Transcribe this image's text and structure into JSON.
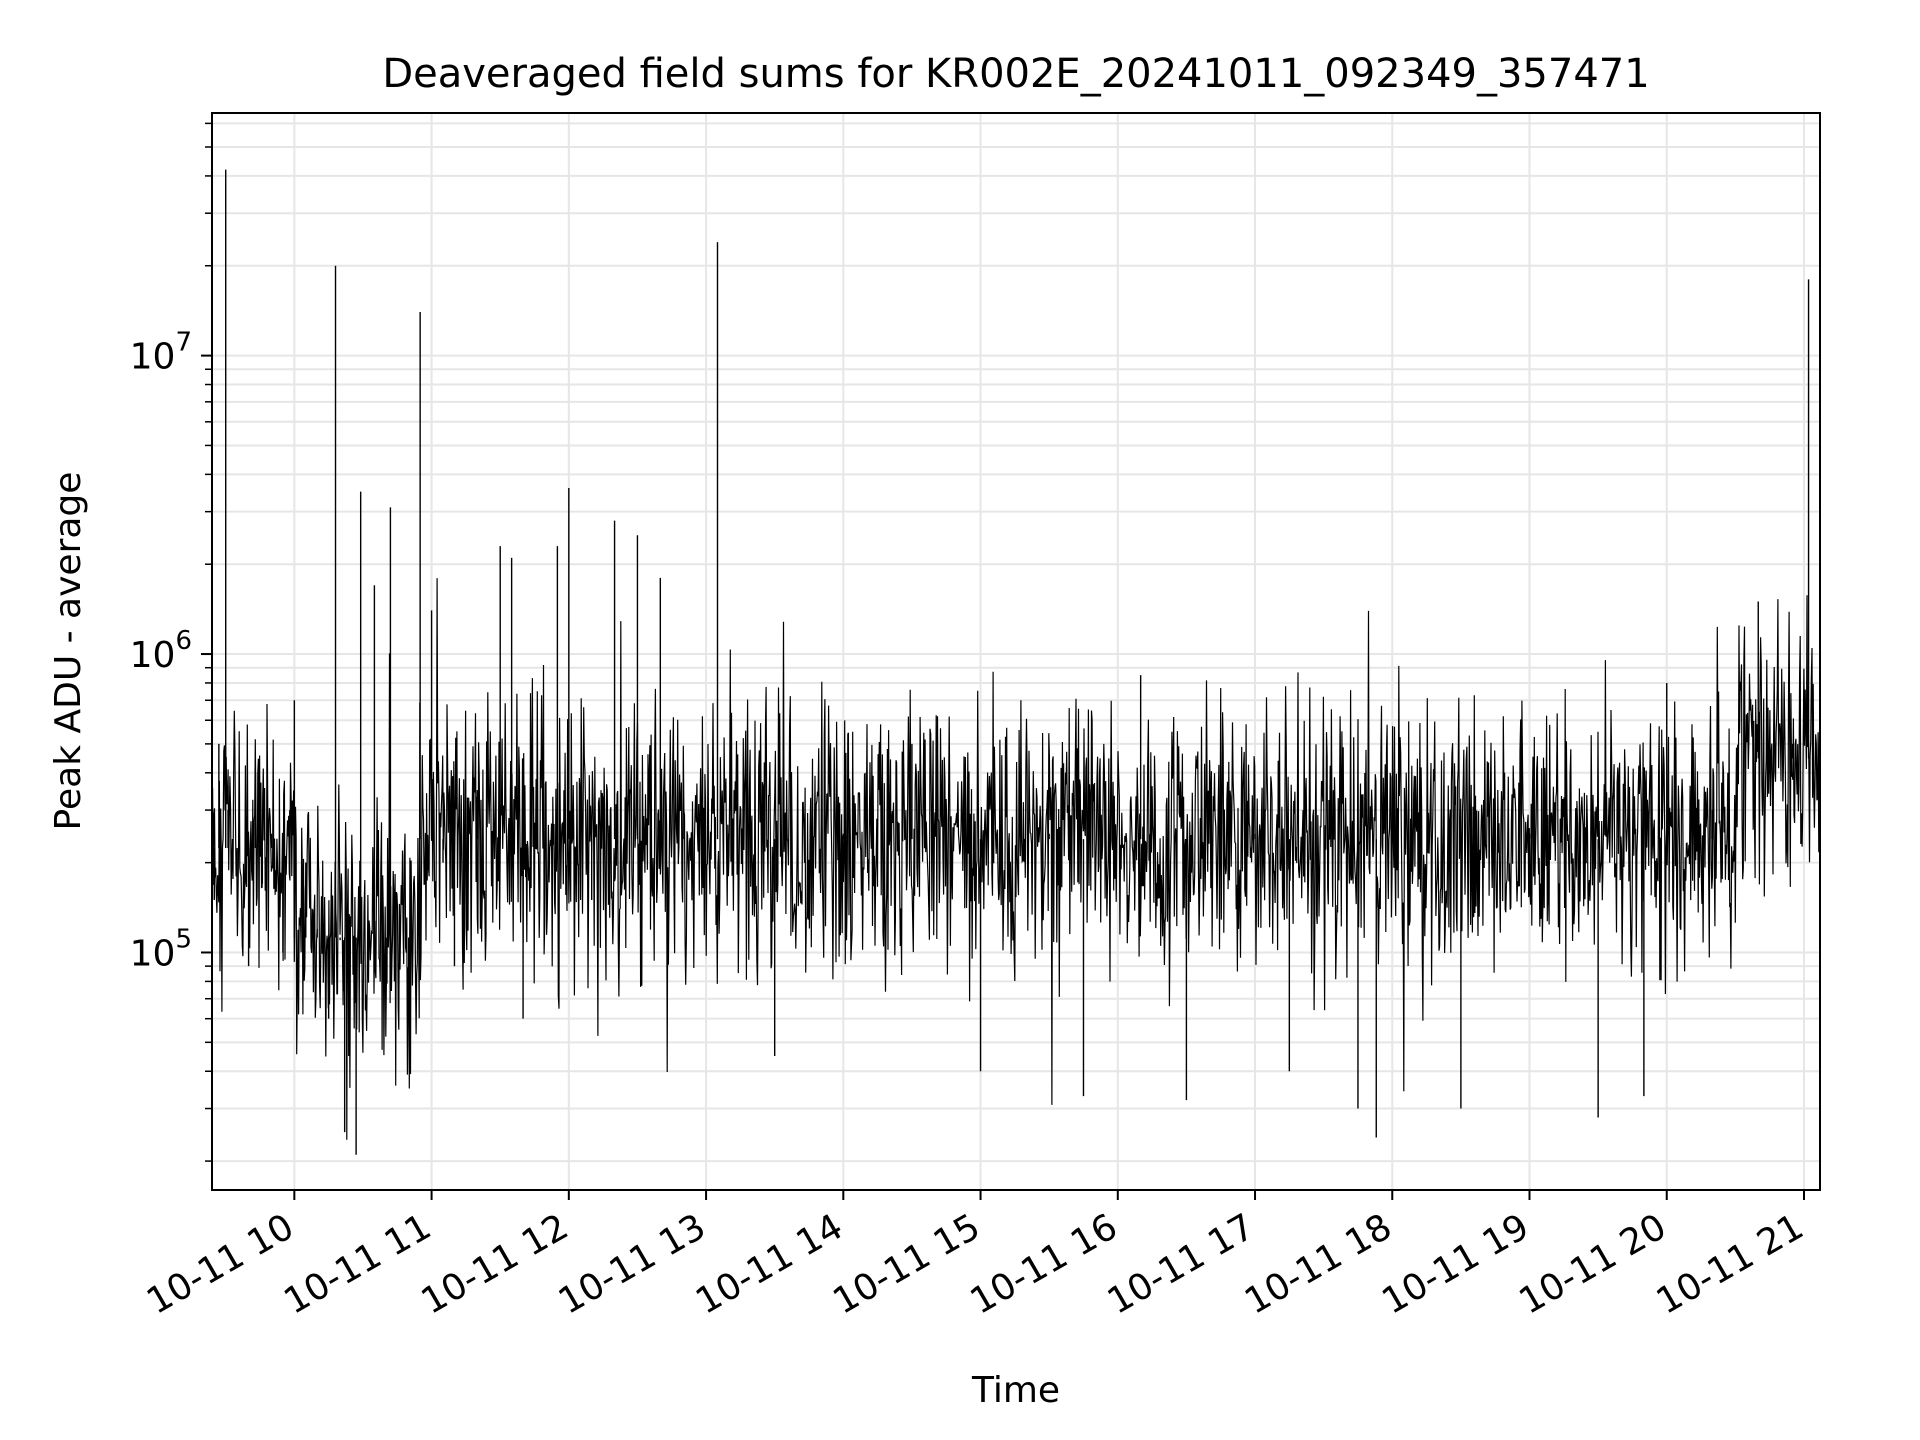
{
  "chart_data": {
    "type": "line",
    "title": "Deaveraged field sums for KR002E_20241011_092349_357471",
    "xlabel": "Time",
    "ylabel": "Peak ADU - average",
    "x_scale": "time",
    "y_scale": "log",
    "xlim": [
      "2024-10-11 09:24",
      "2024-10-11 21:07"
    ],
    "ylim": [
      16000,
      65000000
    ],
    "x_ticks": [
      {
        "t": "2024-10-11 10:00",
        "label": "10-11 10"
      },
      {
        "t": "2024-10-11 11:00",
        "label": "10-11 11"
      },
      {
        "t": "2024-10-11 12:00",
        "label": "10-11 12"
      },
      {
        "t": "2024-10-11 13:00",
        "label": "10-11 13"
      },
      {
        "t": "2024-10-11 14:00",
        "label": "10-11 14"
      },
      {
        "t": "2024-10-11 15:00",
        "label": "10-11 15"
      },
      {
        "t": "2024-10-11 16:00",
        "label": "10-11 16"
      },
      {
        "t": "2024-10-11 17:00",
        "label": "10-11 17"
      },
      {
        "t": "2024-10-11 18:00",
        "label": "10-11 18"
      },
      {
        "t": "2024-10-11 19:00",
        "label": "10-11 19"
      },
      {
        "t": "2024-10-11 20:00",
        "label": "10-11 20"
      },
      {
        "t": "2024-10-11 21:00",
        "label": "10-11 21"
      }
    ],
    "y_ticks": [
      {
        "value": 100000,
        "base": "10",
        "exp": "5"
      },
      {
        "value": 1000000,
        "base": "10",
        "exp": "6"
      },
      {
        "value": 10000000,
        "base": "10",
        "exp": "7"
      }
    ],
    "grid": "major and minor, both axes",
    "line_color": "#000000",
    "grid_color": "#e6e6e6",
    "series": [
      {
        "style": "thin black line, dense noisy trace",
        "points": [
          [
            "2024-10-11 09:25",
            150000
          ],
          [
            "2024-10-11 09:27",
            500000
          ],
          [
            "2024-10-11 09:30",
            42000000
          ],
          [
            "2024-10-11 09:31",
            300000
          ],
          [
            "2024-10-11 09:35",
            180000
          ],
          [
            "2024-10-11 09:40",
            90000
          ],
          [
            "2024-10-11 09:43",
            400000
          ],
          [
            "2024-10-11 09:46",
            170000
          ],
          [
            "2024-10-11 09:50",
            250000
          ],
          [
            "2024-10-11 09:55",
            100000
          ],
          [
            "2024-10-11 09:58",
            300000
          ],
          [
            "2024-10-11 10:00",
            700000
          ],
          [
            "2024-10-11 10:05",
            200000
          ],
          [
            "2024-10-11 10:10",
            120000
          ],
          [
            "2024-10-11 10:15",
            60000
          ],
          [
            "2024-10-11 10:18",
            20000000
          ],
          [
            "2024-10-11 10:20",
            110000
          ],
          [
            "2024-10-11 10:22",
            25000
          ],
          [
            "2024-10-11 10:27",
            21000
          ],
          [
            "2024-10-11 10:29",
            3500000
          ],
          [
            "2024-10-11 10:35",
            1700000
          ],
          [
            "2024-10-11 10:40",
            80000
          ],
          [
            "2024-10-11 10:42",
            3100000
          ],
          [
            "2024-10-11 10:50",
            70000
          ],
          [
            "2024-10-11 10:55",
            14000000
          ],
          [
            "2024-10-11 11:00",
            1400000
          ],
          [
            "2024-10-11 11:05",
            200000
          ],
          [
            "2024-10-11 11:10",
            90000
          ],
          [
            "2024-10-11 11:20",
            350000
          ],
          [
            "2024-10-11 11:30",
            2300000
          ],
          [
            "2024-10-11 11:35",
            2100000
          ],
          [
            "2024-10-11 11:40",
            60000
          ],
          [
            "2024-10-11 11:55",
            2300000
          ],
          [
            "2024-10-11 12:00",
            3600000
          ],
          [
            "2024-10-11 12:10",
            150000
          ],
          [
            "2024-10-11 12:20",
            2800000
          ],
          [
            "2024-10-11 12:30",
            2500000
          ],
          [
            "2024-10-11 12:40",
            1800000
          ],
          [
            "2024-10-11 12:50",
            300000
          ],
          [
            "2024-10-11 13:05",
            24000000
          ],
          [
            "2024-10-11 13:10",
            250000
          ],
          [
            "2024-10-11 13:30",
            45000
          ],
          [
            "2024-10-11 14:00",
            250000
          ],
          [
            "2024-10-11 14:30",
            500000
          ],
          [
            "2024-10-11 15:00",
            40000
          ],
          [
            "2024-10-11 15:30",
            250000
          ],
          [
            "2024-10-11 15:45",
            33000
          ],
          [
            "2024-10-11 16:10",
            850000
          ],
          [
            "2024-10-11 16:30",
            32000
          ],
          [
            "2024-10-11 17:00",
            250000
          ],
          [
            "2024-10-11 17:15",
            40000
          ],
          [
            "2024-10-11 17:45",
            30000
          ],
          [
            "2024-10-11 17:53",
            24000
          ],
          [
            "2024-10-11 18:00",
            250000
          ],
          [
            "2024-10-11 18:30",
            30000
          ],
          [
            "2024-10-11 19:00",
            250000
          ],
          [
            "2024-10-11 19:30",
            28000
          ],
          [
            "2024-10-11 19:50",
            33000
          ],
          [
            "2024-10-11 20:00",
            800000
          ],
          [
            "2024-10-11 20:20",
            300000
          ],
          [
            "2024-10-11 20:40",
            1500000
          ],
          [
            "2024-10-11 20:55",
            500000
          ],
          [
            "2024-10-11 21:02",
            18000000
          ],
          [
            "2024-10-11 21:07",
            600000
          ]
        ]
      }
    ]
  }
}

____

■ **Work instructions**
For each line of the listing that holds the word "value", show that line.

■ **Exercise solution**
        "value": 100000,
        "value": 1000000,
        "value": 10000000,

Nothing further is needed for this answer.